**JOB**
Spot each line in the records below where the word "цена" occurs, then copy it.

**DATASET ENTRIES**
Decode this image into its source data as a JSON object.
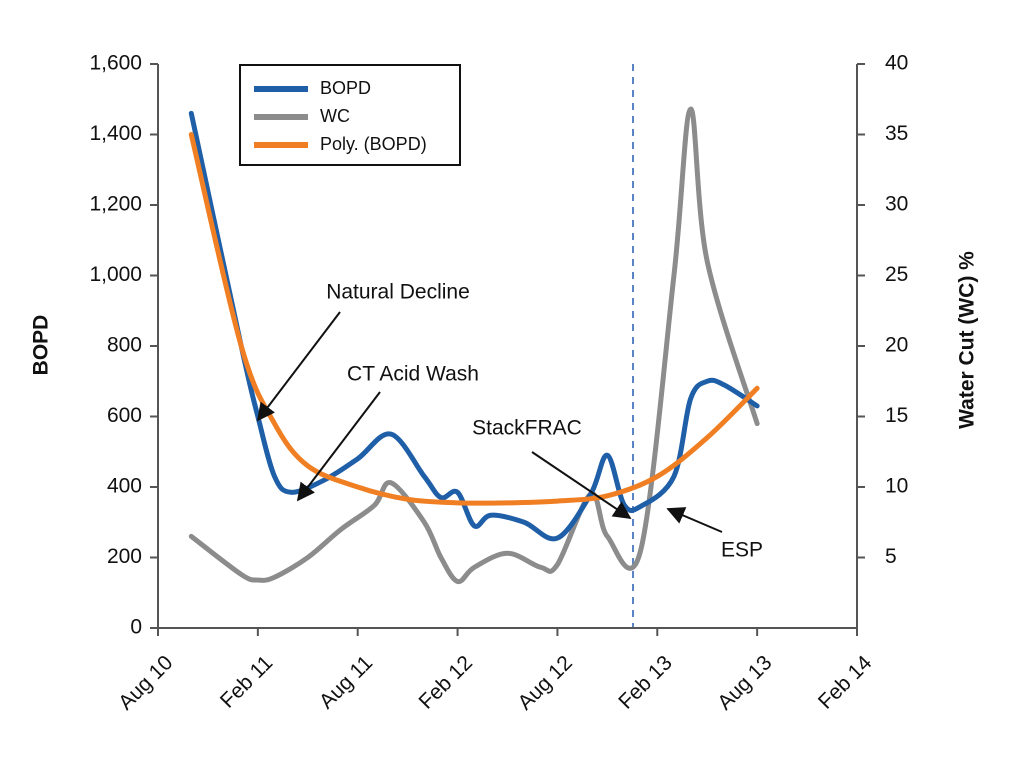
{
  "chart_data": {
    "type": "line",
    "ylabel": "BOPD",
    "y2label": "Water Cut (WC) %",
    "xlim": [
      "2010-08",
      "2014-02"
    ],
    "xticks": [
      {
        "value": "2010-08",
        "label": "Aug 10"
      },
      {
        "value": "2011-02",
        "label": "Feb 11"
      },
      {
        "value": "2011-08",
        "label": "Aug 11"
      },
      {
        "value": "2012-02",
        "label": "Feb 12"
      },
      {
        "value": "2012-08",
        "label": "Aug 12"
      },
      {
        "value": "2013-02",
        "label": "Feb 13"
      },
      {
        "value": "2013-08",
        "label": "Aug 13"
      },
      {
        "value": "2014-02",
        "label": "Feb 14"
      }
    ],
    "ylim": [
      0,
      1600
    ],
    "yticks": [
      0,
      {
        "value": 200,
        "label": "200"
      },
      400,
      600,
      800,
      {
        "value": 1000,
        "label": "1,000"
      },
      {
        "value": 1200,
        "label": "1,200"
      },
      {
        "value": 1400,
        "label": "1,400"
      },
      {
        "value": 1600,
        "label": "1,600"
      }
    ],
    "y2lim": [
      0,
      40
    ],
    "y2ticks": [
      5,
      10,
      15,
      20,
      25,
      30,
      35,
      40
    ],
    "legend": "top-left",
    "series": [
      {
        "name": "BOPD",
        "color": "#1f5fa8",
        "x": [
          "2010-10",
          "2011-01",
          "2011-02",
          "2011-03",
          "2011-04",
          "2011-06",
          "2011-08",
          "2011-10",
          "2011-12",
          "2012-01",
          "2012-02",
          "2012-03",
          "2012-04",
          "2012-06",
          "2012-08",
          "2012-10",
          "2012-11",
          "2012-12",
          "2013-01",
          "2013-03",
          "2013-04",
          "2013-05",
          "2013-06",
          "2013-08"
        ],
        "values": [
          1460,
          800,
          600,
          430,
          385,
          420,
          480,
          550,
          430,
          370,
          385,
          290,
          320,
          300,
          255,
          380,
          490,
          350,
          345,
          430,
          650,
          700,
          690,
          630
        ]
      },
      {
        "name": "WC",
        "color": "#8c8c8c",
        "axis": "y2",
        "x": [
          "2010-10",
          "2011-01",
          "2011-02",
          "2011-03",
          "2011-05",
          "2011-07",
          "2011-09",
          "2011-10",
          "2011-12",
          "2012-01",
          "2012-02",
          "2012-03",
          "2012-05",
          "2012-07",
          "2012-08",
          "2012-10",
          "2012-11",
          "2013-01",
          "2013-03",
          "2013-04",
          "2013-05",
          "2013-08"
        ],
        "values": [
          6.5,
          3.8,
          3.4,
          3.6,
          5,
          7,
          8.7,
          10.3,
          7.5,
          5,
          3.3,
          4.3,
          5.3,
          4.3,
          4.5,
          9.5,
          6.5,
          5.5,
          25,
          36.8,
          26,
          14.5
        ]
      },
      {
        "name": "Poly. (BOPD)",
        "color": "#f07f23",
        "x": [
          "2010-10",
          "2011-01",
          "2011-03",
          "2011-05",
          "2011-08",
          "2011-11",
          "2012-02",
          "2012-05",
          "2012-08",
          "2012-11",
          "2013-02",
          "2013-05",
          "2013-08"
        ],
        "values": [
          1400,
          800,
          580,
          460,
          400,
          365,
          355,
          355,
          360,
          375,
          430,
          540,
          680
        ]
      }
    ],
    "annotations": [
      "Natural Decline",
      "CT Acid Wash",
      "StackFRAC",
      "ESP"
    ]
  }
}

==

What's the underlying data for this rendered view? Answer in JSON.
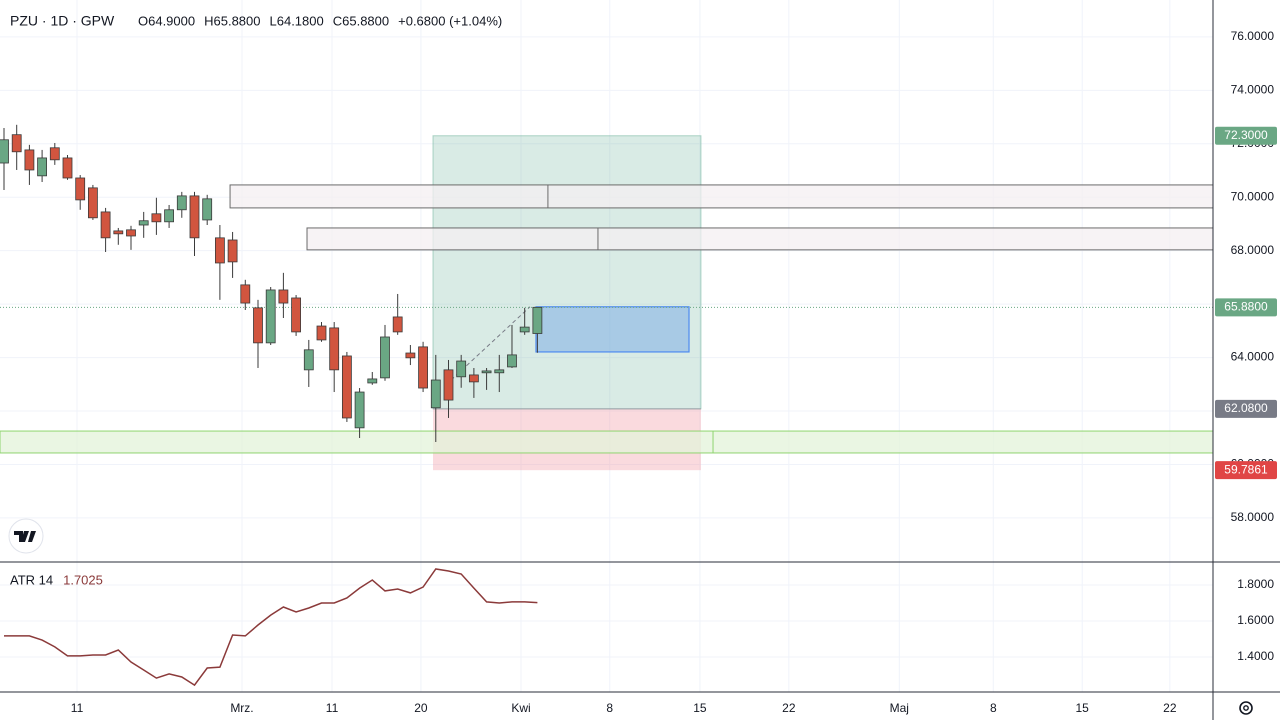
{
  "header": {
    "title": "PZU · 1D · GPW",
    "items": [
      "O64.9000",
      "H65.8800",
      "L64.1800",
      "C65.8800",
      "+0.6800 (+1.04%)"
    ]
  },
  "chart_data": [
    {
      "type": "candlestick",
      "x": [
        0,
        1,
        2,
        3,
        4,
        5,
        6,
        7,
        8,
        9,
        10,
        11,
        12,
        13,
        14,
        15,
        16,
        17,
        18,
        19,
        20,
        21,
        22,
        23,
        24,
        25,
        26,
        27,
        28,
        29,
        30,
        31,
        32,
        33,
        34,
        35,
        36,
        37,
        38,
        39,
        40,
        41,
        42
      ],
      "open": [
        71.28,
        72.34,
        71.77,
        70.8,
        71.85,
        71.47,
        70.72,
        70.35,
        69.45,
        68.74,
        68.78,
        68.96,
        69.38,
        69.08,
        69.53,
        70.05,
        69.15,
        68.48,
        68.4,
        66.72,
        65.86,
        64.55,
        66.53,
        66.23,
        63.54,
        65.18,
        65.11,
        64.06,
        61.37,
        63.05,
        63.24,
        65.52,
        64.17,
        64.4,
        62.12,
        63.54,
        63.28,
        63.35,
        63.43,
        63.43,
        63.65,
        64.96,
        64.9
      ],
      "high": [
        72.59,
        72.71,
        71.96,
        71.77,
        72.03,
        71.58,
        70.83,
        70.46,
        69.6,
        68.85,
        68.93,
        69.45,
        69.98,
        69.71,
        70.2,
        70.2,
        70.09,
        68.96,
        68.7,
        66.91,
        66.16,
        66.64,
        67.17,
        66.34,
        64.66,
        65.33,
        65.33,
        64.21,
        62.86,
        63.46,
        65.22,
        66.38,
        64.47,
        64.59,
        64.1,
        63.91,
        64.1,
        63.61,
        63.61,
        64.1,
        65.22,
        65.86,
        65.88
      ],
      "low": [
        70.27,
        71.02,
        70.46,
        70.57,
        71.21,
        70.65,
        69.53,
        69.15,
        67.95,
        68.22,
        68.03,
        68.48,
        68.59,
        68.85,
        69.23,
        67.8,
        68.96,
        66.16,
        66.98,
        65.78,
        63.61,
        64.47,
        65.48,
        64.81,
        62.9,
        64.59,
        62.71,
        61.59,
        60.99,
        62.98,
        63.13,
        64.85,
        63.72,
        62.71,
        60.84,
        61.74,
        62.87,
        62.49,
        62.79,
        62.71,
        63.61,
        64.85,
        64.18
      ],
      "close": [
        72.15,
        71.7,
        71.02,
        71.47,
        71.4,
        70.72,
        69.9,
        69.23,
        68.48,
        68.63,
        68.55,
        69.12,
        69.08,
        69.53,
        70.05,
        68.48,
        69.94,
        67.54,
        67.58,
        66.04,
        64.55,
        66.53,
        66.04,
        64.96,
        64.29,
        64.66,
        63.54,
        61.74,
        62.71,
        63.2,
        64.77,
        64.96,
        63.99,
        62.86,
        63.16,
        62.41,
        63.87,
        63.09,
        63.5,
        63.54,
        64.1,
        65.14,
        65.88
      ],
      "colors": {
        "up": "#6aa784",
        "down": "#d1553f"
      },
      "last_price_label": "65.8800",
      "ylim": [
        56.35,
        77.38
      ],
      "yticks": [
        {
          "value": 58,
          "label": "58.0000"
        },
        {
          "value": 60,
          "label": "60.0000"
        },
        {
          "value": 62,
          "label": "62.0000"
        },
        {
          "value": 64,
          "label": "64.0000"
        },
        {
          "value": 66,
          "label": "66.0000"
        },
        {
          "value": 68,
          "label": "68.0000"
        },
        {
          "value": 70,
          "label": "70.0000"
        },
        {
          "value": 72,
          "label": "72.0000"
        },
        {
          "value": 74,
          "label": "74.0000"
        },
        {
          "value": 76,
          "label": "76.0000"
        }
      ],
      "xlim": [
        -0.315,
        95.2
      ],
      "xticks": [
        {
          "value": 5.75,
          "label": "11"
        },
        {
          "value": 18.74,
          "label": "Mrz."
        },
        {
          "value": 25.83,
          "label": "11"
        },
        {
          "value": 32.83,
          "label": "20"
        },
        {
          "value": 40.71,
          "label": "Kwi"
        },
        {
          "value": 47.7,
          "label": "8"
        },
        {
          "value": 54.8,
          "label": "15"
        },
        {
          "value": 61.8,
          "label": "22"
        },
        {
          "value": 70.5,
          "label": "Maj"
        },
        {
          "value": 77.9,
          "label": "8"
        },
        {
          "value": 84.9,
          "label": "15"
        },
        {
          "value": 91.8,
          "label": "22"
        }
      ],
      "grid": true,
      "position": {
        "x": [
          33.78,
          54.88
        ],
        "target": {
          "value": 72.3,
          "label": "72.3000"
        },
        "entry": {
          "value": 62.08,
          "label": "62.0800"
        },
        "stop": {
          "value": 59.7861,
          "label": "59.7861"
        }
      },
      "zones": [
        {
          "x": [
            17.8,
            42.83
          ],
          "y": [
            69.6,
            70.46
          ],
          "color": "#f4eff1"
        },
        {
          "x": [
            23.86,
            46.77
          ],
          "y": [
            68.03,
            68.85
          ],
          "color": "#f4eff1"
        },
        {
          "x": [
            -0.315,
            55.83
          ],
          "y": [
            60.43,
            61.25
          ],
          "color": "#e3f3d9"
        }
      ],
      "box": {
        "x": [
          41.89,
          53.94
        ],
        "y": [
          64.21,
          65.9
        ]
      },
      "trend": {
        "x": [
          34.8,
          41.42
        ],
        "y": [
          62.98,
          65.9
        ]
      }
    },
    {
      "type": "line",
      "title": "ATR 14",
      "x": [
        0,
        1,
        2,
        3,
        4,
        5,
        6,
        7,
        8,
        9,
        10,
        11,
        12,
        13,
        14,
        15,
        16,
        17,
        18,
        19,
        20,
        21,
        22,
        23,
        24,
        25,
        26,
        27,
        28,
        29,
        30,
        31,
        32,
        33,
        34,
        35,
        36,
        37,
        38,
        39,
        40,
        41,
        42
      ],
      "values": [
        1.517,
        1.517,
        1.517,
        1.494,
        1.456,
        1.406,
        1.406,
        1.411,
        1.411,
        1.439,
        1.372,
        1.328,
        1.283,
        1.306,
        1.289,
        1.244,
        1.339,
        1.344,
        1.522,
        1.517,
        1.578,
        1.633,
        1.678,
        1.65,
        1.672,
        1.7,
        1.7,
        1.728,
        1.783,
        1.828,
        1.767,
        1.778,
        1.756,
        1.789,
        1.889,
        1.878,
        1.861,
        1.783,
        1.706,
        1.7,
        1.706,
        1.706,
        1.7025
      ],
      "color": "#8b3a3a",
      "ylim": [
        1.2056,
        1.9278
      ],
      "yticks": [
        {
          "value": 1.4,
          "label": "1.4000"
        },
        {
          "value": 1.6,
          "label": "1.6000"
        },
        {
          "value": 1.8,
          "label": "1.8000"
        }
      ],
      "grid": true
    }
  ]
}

--

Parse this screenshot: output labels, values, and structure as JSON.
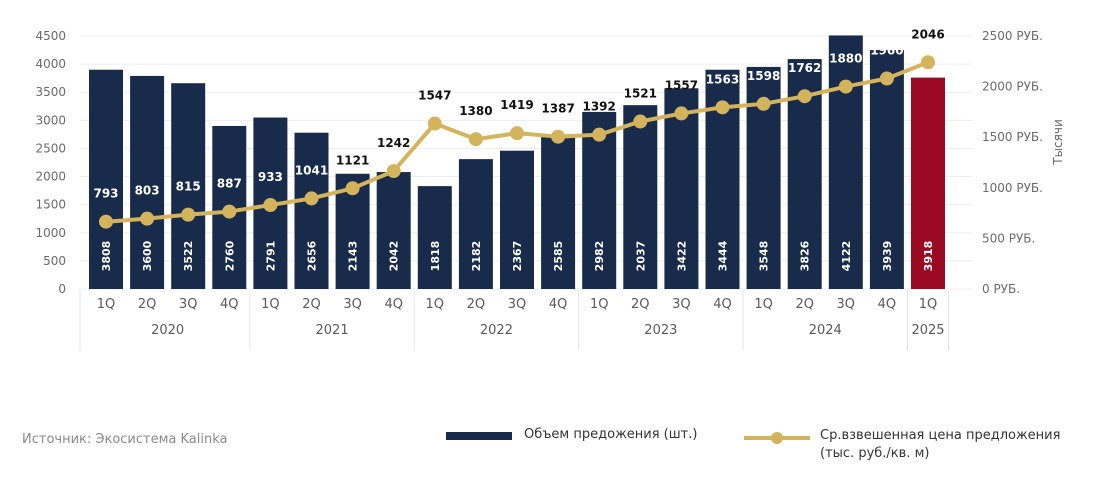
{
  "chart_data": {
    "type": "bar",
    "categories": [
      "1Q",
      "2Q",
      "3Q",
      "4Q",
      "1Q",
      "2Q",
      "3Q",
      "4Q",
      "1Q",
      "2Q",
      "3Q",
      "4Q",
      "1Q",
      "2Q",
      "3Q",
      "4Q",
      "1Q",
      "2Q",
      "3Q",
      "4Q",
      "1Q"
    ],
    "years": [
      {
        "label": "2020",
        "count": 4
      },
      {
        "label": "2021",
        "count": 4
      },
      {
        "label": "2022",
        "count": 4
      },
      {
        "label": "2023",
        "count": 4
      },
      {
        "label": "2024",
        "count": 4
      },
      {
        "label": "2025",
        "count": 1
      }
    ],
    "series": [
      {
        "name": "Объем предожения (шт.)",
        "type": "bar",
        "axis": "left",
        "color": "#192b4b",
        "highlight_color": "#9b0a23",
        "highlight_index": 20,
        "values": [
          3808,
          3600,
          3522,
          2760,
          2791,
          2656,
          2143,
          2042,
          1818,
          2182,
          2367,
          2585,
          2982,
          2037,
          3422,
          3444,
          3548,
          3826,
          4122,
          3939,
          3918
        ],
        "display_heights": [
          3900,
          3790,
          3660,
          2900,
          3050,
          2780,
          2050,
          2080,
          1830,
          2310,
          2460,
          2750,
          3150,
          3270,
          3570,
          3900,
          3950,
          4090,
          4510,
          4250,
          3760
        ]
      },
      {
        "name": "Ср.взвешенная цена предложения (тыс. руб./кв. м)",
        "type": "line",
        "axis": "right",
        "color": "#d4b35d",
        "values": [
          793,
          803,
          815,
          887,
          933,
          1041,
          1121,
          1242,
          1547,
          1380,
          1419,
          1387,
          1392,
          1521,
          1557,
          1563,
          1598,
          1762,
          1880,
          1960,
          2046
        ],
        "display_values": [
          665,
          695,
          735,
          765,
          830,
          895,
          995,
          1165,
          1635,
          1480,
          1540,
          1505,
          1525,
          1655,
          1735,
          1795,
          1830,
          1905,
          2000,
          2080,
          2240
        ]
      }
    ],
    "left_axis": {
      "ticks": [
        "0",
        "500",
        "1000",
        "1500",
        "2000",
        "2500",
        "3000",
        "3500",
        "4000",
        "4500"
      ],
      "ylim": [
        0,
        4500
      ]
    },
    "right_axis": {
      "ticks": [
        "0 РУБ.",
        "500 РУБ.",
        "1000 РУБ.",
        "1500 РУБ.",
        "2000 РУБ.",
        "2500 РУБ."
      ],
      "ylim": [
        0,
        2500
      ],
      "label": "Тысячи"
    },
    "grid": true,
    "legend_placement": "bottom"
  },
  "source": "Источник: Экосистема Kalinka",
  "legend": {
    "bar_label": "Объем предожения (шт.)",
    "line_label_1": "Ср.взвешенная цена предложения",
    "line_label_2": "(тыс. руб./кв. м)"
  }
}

**COMPLETE ANSWER**
        "name": "Ср.взвешенная цена предложения (тыс. руб./кв. м)",
    "line_label_1": "Ср.взвешенная цена предложения",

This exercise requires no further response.